Task goal >>
Only lines with the string "Bones" matter here; gather them from the material below.

[Stored data]
# # #

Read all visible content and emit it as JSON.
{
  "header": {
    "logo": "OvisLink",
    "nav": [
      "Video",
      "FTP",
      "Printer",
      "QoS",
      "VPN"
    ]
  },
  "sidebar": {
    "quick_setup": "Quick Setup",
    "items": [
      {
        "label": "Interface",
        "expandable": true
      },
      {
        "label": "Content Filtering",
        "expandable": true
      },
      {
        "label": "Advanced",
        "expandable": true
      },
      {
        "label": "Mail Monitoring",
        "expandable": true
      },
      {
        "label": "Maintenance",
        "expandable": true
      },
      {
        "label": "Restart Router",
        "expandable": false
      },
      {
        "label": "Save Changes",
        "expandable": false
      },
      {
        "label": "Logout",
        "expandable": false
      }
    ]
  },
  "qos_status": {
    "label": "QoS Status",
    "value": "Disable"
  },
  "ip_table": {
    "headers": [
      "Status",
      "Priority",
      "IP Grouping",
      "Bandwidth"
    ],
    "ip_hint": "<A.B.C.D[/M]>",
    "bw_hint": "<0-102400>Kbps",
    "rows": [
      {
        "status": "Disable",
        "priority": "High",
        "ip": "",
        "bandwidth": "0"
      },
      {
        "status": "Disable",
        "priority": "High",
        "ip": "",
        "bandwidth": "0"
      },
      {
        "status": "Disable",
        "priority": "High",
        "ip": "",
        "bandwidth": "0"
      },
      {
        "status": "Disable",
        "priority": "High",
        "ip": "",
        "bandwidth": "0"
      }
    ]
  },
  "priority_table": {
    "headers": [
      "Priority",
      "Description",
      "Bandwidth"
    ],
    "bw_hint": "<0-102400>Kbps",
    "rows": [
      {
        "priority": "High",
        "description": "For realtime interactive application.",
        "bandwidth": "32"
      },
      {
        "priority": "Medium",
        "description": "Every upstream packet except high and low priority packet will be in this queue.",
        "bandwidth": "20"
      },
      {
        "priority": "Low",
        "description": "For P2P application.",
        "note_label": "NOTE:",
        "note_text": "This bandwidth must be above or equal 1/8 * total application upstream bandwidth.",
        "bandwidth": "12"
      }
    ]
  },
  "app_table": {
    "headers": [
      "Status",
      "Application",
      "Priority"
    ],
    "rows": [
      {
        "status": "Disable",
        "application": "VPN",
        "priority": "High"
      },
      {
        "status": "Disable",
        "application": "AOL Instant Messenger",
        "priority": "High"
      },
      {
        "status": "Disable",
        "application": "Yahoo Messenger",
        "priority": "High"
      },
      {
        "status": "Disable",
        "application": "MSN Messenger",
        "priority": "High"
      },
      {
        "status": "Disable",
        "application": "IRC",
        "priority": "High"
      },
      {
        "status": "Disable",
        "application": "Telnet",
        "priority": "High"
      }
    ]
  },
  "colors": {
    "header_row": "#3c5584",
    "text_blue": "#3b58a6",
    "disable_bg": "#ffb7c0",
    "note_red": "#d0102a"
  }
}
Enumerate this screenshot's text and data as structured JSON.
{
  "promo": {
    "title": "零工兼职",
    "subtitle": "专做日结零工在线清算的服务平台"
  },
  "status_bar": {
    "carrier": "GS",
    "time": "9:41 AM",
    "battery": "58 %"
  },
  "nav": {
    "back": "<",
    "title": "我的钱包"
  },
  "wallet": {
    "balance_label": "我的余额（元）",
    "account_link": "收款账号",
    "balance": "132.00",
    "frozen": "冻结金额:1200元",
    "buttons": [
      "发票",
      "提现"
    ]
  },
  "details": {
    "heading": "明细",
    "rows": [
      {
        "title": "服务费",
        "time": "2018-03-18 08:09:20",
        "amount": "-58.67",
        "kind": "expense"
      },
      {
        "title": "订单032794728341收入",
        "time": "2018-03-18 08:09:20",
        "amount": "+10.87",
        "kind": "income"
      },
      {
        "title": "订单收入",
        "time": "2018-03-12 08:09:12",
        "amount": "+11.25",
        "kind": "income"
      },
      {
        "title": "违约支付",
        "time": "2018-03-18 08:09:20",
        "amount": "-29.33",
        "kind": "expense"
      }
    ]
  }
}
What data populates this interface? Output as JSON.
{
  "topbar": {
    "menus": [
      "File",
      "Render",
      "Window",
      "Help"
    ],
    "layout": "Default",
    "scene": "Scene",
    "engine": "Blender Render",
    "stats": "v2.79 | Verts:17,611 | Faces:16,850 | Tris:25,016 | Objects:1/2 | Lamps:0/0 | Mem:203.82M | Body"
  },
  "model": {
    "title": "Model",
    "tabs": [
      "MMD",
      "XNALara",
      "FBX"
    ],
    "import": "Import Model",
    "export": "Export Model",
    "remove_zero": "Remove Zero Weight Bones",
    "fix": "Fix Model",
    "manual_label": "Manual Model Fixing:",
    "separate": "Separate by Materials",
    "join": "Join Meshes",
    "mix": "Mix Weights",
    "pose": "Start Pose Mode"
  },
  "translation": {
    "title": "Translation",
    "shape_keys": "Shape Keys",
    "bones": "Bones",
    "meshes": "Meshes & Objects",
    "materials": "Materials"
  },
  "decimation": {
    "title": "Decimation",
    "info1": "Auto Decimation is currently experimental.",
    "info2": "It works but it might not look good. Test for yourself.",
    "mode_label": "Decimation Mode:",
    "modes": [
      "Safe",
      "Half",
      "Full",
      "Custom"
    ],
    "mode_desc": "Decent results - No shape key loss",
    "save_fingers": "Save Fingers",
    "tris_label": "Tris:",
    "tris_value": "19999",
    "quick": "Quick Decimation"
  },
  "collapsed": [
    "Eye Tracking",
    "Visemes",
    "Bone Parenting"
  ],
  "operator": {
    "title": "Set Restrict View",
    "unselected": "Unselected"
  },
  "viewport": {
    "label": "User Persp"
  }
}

# # #

Answer to the problem >>
    "remove_zero": "Remove Zero Weight Bones",
    "bones": "Bones",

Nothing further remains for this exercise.